[GIVEN PROBLEM] Search the records that follow and extract every line containing the string "horizontal".
— begin RECORDS SHOWN —
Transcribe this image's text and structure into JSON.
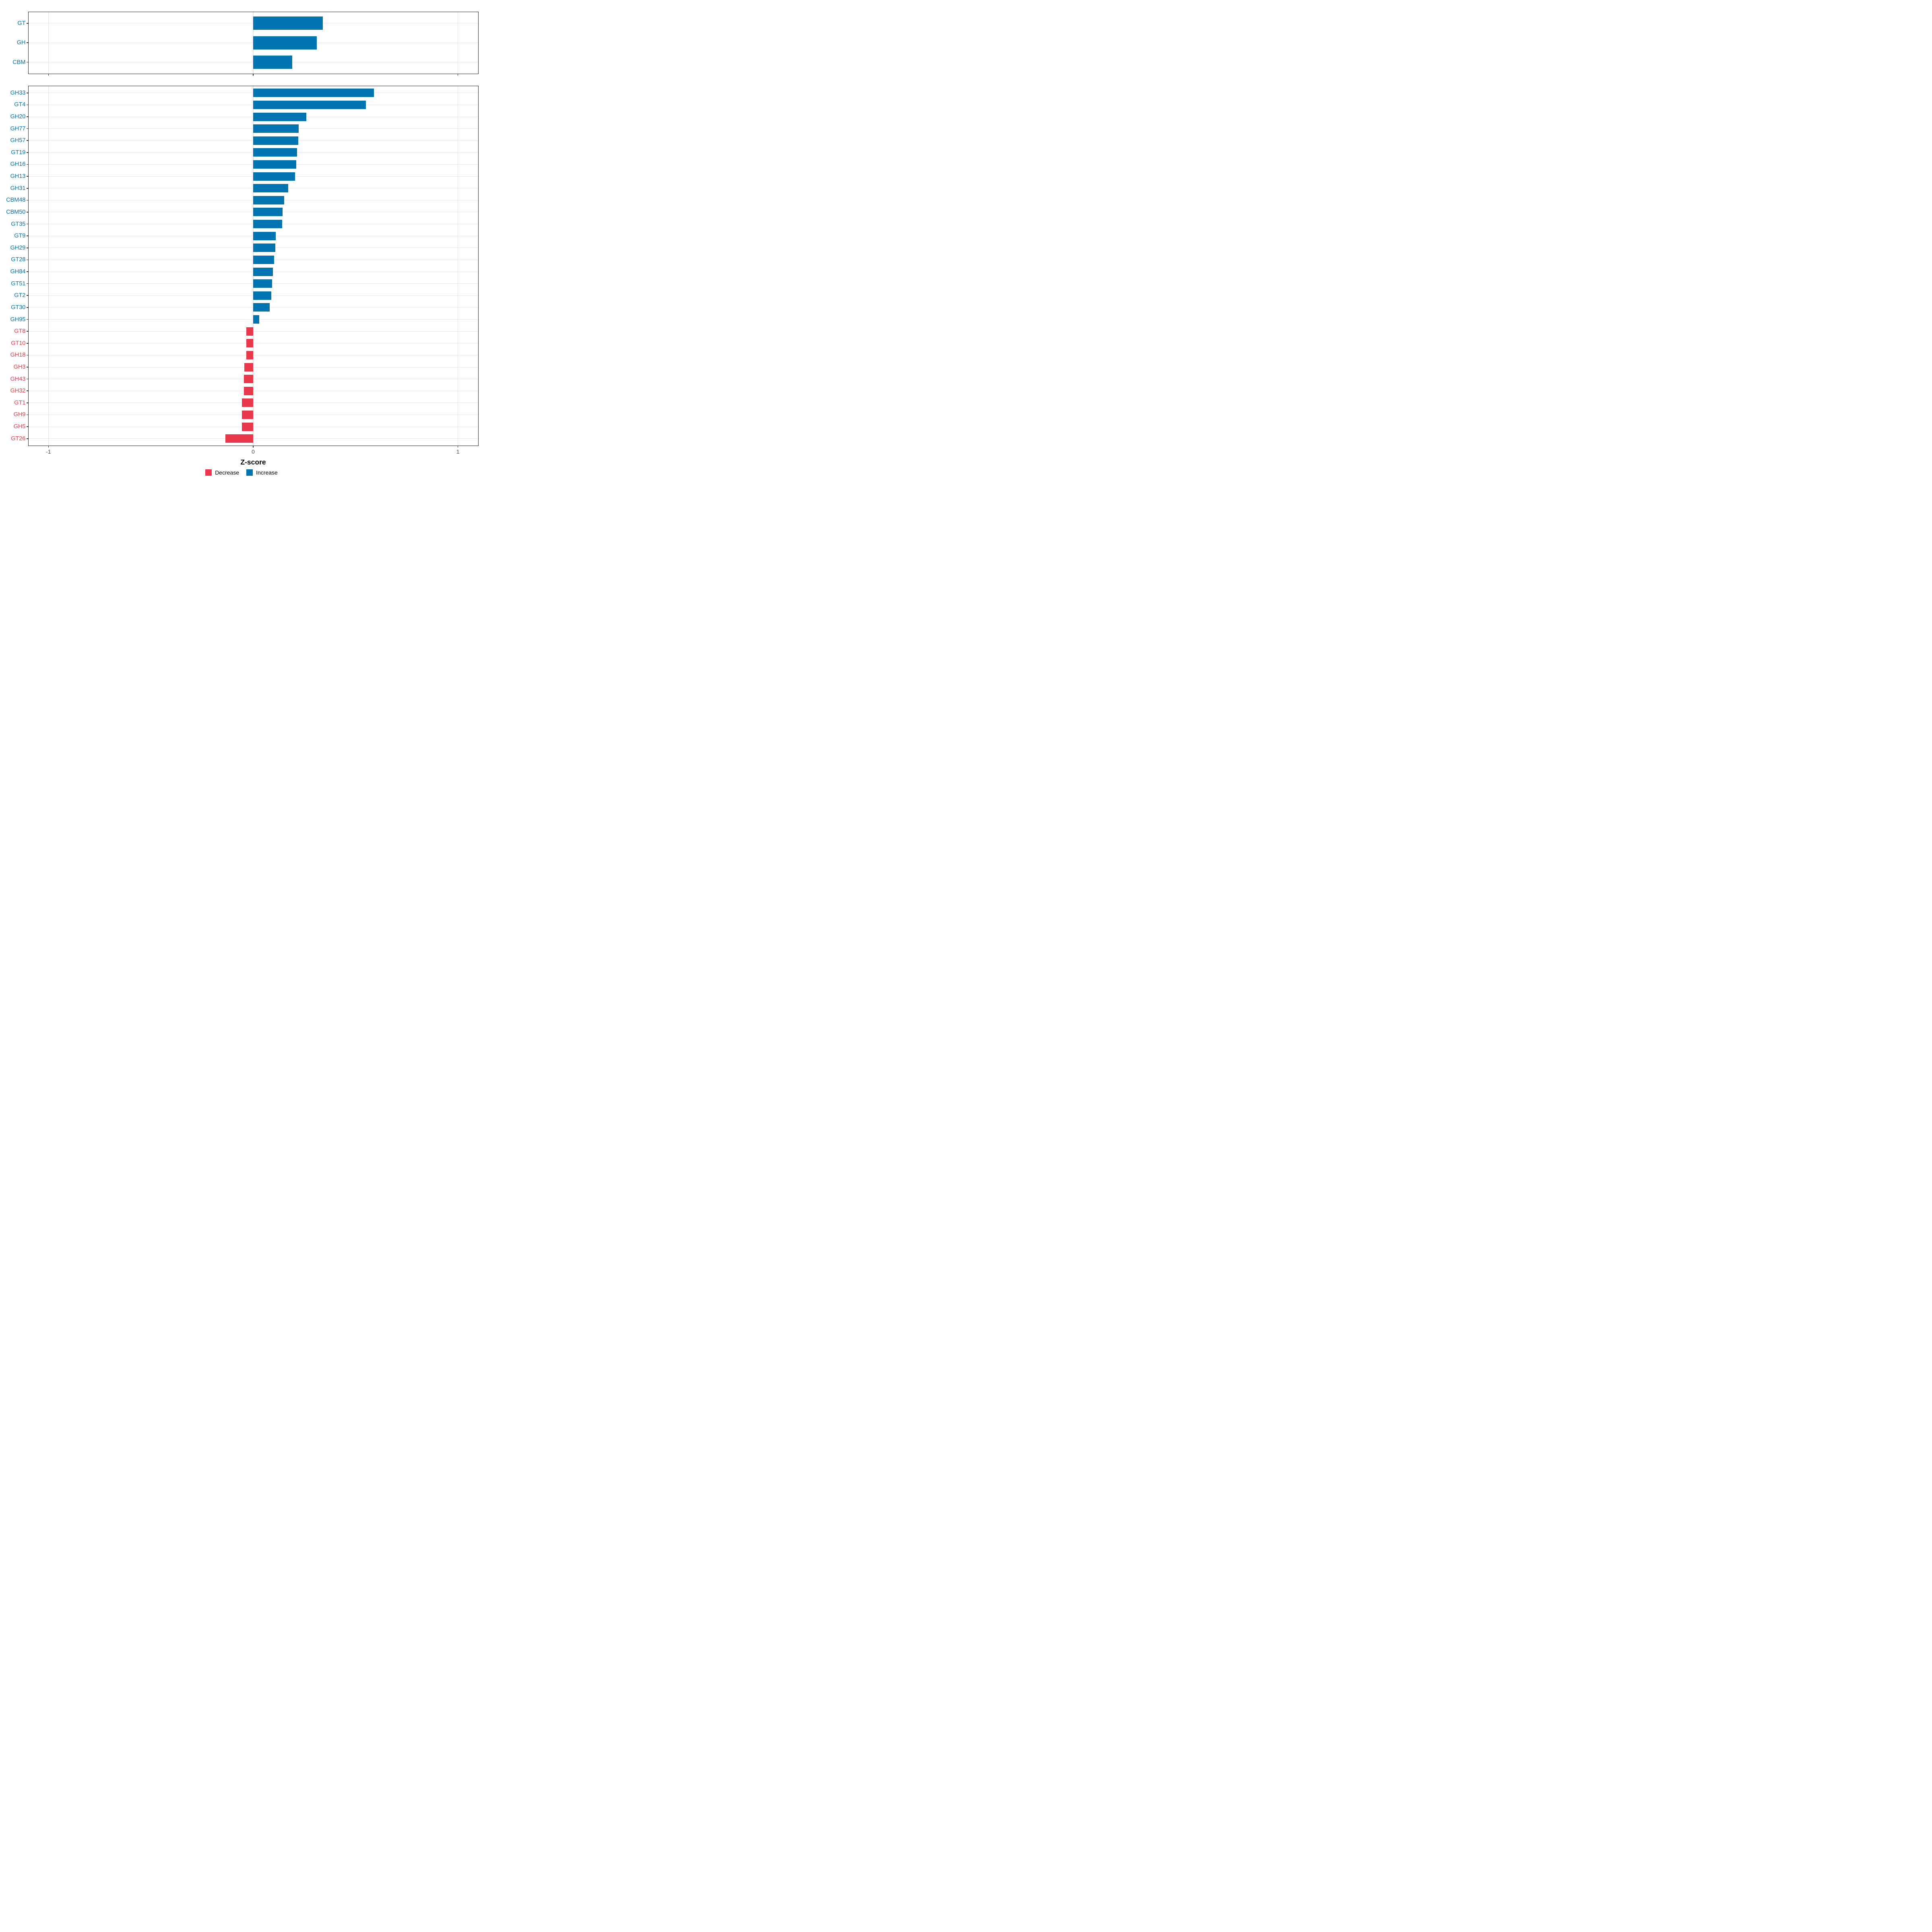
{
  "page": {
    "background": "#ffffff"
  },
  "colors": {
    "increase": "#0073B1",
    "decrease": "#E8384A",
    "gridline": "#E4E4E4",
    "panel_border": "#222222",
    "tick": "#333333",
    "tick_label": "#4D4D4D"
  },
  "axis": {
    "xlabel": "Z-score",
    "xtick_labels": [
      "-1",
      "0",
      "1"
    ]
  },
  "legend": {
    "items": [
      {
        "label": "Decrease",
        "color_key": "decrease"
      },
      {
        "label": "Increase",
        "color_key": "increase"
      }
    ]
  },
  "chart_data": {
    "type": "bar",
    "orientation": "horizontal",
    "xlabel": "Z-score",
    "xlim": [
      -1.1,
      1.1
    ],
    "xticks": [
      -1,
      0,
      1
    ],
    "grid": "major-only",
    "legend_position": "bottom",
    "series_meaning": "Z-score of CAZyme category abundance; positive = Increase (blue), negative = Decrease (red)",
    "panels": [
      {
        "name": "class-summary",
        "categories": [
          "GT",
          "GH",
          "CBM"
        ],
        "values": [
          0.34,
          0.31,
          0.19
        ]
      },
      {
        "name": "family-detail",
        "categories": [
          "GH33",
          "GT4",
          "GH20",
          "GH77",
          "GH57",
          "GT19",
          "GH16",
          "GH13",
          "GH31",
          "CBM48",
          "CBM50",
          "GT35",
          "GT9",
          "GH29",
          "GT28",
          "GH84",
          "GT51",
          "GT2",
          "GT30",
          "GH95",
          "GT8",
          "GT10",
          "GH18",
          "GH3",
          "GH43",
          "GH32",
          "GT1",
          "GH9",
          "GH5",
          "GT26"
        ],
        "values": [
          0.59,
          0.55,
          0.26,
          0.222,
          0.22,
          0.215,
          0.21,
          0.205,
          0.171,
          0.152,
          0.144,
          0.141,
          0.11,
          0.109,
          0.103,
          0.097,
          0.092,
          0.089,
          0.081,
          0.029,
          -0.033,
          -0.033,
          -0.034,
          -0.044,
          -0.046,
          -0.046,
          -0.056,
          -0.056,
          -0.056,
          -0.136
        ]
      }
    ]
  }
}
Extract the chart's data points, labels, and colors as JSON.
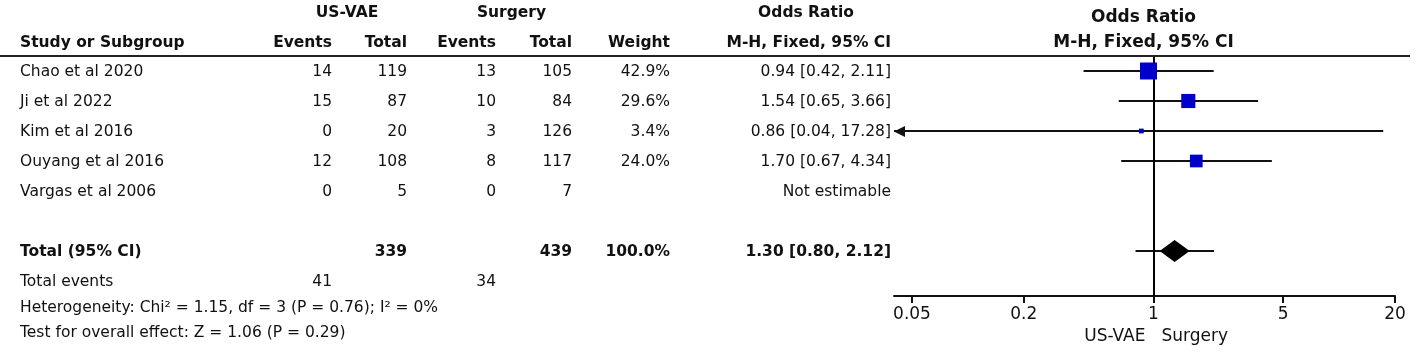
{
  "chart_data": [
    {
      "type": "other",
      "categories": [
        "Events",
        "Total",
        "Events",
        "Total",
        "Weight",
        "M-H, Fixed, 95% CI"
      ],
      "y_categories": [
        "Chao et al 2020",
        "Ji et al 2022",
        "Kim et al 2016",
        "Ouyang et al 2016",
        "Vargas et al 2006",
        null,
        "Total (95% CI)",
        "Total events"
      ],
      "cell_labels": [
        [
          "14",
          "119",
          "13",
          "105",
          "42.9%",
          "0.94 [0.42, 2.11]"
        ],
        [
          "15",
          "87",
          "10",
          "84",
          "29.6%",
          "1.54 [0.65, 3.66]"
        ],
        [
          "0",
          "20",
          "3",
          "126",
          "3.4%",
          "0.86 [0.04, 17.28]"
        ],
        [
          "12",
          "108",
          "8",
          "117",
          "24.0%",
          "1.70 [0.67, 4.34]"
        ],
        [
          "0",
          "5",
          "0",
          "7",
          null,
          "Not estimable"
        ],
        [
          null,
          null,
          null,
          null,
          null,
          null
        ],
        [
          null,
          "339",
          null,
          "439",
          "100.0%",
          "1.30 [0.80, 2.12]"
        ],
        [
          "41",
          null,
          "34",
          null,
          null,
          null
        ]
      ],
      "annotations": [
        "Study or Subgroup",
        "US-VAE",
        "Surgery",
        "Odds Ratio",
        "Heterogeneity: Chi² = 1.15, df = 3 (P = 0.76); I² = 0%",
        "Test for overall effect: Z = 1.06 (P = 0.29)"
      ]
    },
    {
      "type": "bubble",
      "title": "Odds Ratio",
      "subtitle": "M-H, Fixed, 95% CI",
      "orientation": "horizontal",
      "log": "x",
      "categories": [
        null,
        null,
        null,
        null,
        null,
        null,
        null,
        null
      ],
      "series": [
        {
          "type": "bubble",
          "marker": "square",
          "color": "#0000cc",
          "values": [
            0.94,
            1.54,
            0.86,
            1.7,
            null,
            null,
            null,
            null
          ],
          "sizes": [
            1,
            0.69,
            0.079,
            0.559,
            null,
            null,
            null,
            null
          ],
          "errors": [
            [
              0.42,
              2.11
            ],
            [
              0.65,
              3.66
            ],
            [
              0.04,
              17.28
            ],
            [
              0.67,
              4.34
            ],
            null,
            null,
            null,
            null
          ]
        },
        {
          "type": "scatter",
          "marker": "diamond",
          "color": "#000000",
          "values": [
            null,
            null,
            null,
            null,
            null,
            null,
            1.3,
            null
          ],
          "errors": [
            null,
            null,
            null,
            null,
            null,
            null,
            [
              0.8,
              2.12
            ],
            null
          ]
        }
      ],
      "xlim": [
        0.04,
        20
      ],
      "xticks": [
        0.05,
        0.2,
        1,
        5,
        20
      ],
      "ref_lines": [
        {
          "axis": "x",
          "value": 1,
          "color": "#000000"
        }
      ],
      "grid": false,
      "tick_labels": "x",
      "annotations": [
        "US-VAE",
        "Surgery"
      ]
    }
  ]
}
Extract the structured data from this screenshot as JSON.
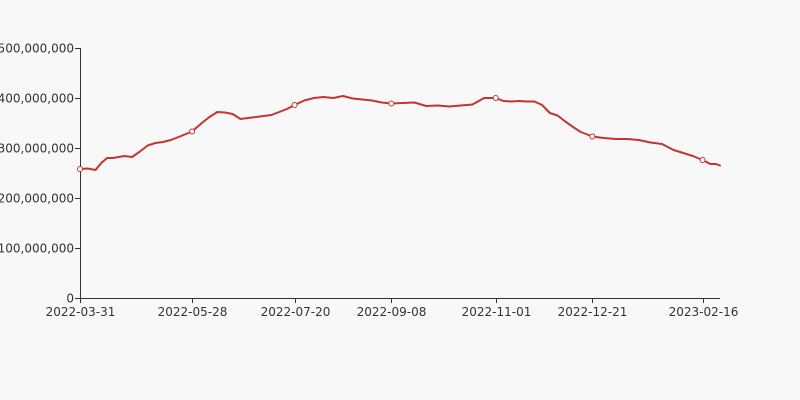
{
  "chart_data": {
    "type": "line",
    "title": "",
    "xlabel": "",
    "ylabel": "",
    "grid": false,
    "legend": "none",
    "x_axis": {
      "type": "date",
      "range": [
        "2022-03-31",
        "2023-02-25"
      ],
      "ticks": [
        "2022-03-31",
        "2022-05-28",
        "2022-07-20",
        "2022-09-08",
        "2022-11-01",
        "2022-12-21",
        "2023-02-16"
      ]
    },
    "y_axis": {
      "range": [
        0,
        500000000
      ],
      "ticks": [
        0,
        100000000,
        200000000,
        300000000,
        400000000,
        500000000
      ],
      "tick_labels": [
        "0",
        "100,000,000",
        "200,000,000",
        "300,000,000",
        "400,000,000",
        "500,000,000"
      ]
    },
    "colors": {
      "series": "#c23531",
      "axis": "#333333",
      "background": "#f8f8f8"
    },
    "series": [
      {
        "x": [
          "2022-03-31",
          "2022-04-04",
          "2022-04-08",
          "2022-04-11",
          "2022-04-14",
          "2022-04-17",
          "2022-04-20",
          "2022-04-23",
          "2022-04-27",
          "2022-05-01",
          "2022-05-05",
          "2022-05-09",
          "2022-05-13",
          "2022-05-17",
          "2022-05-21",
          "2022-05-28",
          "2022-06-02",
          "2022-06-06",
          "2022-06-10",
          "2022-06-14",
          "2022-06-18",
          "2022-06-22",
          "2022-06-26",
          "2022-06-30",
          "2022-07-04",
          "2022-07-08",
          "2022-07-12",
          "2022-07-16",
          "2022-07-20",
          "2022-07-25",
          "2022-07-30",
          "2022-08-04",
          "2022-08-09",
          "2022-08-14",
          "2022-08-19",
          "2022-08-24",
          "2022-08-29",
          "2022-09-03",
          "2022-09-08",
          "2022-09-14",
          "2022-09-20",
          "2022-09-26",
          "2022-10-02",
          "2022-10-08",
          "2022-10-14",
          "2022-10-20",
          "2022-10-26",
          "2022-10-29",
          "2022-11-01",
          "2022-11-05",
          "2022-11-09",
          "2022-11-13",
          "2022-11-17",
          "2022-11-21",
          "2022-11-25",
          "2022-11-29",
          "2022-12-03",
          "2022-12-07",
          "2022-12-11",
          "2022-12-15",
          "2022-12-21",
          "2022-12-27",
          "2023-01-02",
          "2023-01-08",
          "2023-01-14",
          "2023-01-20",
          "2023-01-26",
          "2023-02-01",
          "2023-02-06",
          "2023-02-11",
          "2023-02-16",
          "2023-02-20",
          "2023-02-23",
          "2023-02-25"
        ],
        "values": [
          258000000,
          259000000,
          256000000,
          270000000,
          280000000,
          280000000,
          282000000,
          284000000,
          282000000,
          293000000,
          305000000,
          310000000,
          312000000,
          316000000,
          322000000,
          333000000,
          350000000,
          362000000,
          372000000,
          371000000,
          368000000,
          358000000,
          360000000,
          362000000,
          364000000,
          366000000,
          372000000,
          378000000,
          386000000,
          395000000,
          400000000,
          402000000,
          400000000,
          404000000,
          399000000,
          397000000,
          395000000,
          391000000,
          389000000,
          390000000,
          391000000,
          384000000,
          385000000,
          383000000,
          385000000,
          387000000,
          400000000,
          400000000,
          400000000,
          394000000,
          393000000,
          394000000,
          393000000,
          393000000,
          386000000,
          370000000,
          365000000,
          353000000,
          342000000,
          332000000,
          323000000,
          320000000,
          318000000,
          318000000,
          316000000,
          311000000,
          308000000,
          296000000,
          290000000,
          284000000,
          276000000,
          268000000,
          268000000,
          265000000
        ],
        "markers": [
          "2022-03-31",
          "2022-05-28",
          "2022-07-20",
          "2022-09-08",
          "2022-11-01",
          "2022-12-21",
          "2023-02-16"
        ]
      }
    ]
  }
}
— end RECORDS SHOWN —
[SOLUTION BELOW]
    "orientation": "horizontal",
      "orientation": "horizontal",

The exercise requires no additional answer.